───── Data provided ─────

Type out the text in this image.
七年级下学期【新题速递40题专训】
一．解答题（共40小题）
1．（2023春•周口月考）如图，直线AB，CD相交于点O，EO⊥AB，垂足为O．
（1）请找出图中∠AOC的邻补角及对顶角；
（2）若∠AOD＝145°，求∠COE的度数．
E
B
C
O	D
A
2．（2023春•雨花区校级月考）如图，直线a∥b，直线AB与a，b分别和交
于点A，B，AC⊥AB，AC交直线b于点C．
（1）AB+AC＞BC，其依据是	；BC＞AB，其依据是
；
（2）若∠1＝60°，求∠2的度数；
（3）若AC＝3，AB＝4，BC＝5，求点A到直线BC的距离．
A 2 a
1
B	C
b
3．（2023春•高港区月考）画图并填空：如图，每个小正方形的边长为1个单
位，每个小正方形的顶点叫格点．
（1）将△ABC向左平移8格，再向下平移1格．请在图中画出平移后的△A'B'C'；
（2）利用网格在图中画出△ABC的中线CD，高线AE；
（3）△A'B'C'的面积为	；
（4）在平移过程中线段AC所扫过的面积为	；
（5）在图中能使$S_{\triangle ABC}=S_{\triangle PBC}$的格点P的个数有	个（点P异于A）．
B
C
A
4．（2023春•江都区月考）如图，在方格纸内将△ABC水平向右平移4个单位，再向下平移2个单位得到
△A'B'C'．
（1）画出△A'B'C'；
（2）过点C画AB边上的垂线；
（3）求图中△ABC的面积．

─────

Your instructions → Reproduce each record exactly, leaving nothing out.

Output below →
Type out the text in this image.
七年级下学期【新题速递40题专训】
一．解答题（共40小题）
1．（2023春•周口月考）如图，直线AB，CD相交于点O，EO⊥AB，垂足为O．
（1）请找出图中∠AOC的邻补角及对顶角；
（2）若∠AOD＝145°，求∠COE的度数．
E
B
C
O	D
A
2．（2023春•雨花区校级月考）如图，直线a∥b，直线AB与a，b分别和交
于点A，B，AC⊥AB，AC交直线b于点C．
（1）AB+AC＞BC，其依据是	；BC＞AB，其依据是
；
（2）若∠1＝60°，求∠2的度数；
（3）若AC＝3，AB＝4，BC＝5，求点A到直线BC的距离．
A 2 a
1
B	C
b
3．（2023春•高港区月考）画图并填空：如图，每个小正方形的边长为1个单
位，每个小正方形的顶点叫格点．
（1）将△ABC向左平移8格，再向下平移1格．请在图中画出平移后的△A'B'C'；
（2）利用网格在图中画出△ABC的中线CD，高线AE；
（3）△A'B'C'的面积为	；
（4）在平移过程中线段AC所扫过的面积为	；
（5）在图中能使$S_{\triangle ABC}=S_{\triangle PBC}$的格点P的个数有	个（点P异于A）．
B
C
A
4．（2023春•江都区月考）如图，在方格纸内将△ABC水平向右平移4个单位，再向下平移2个单位得到
△A'B'C'．
（1）画出△A'B'C'；
（2）过点C画AB边上的垂线；
（3）求图中△ABC的面积．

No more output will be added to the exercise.